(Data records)
Begin

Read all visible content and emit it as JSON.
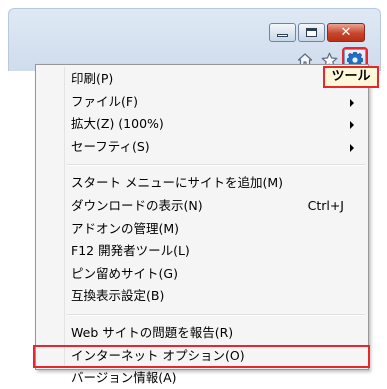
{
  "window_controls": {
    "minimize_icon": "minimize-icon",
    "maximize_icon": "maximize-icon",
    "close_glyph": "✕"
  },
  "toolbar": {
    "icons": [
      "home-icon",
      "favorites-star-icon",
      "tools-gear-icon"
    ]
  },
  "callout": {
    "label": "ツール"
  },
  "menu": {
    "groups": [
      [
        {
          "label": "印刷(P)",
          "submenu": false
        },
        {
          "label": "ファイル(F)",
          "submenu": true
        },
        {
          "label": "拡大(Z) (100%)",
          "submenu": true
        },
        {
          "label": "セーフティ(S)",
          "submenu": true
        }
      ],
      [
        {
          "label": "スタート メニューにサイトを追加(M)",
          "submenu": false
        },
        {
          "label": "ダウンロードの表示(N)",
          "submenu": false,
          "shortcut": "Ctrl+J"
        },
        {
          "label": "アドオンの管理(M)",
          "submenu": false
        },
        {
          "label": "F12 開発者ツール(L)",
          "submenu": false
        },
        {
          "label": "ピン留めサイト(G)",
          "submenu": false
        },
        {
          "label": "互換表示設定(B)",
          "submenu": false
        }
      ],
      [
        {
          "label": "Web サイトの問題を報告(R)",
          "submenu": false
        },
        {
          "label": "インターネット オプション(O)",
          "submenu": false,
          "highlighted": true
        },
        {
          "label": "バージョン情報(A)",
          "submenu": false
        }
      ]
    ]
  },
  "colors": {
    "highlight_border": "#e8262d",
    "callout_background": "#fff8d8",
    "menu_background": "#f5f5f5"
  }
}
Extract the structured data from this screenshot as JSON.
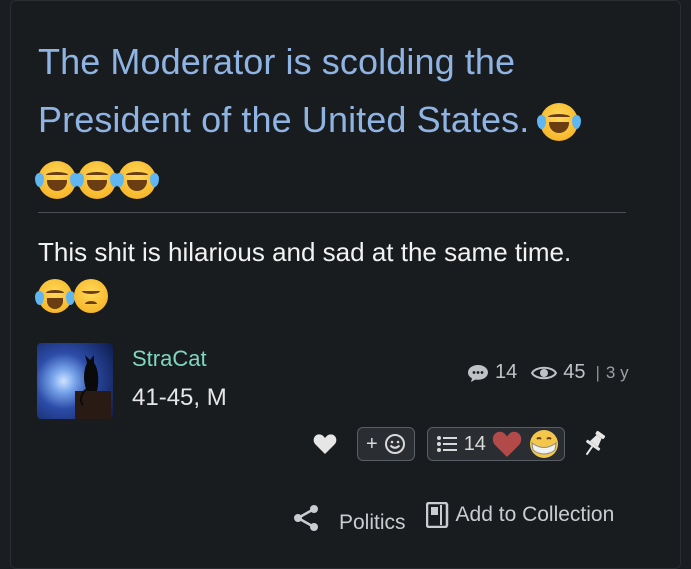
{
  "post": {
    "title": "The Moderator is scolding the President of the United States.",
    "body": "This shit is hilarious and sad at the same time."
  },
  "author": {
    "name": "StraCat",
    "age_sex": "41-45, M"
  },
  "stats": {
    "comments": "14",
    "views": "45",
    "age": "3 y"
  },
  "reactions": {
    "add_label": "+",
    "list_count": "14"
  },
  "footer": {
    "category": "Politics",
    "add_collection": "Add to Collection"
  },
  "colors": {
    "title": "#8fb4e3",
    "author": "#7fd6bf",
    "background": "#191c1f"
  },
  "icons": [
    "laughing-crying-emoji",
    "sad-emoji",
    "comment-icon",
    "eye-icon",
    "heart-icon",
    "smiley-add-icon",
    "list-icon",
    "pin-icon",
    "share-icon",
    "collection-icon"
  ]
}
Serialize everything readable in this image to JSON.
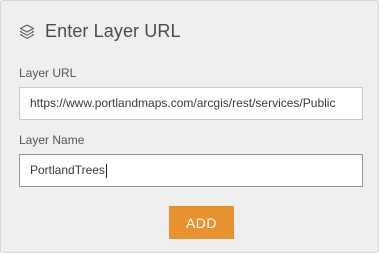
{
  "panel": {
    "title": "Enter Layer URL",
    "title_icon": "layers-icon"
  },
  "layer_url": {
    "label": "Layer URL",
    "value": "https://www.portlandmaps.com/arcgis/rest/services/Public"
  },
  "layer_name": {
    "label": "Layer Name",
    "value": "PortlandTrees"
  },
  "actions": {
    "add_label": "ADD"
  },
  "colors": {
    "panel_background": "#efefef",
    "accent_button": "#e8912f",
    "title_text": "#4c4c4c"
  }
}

End

▸ **Instructions to follow**
Give again exactly the lines from the one holding "Serialize everything readable" to the final line of the records, both ends included; any pictures stay out.

▸ **Task solution**
Serialize everything readable in this image to JSON.
{
  "panel": {
    "title": "Enter Layer URL",
    "title_icon": "layers-icon"
  },
  "layer_url": {
    "label": "Layer URL",
    "value": "https://www.portlandmaps.com/arcgis/rest/services/Public"
  },
  "layer_name": {
    "label": "Layer Name",
    "value": "PortlandTrees"
  },
  "actions": {
    "add_label": "ADD"
  },
  "colors": {
    "panel_background": "#efefef",
    "accent_button": "#e8912f",
    "title_text": "#4c4c4c"
  }
}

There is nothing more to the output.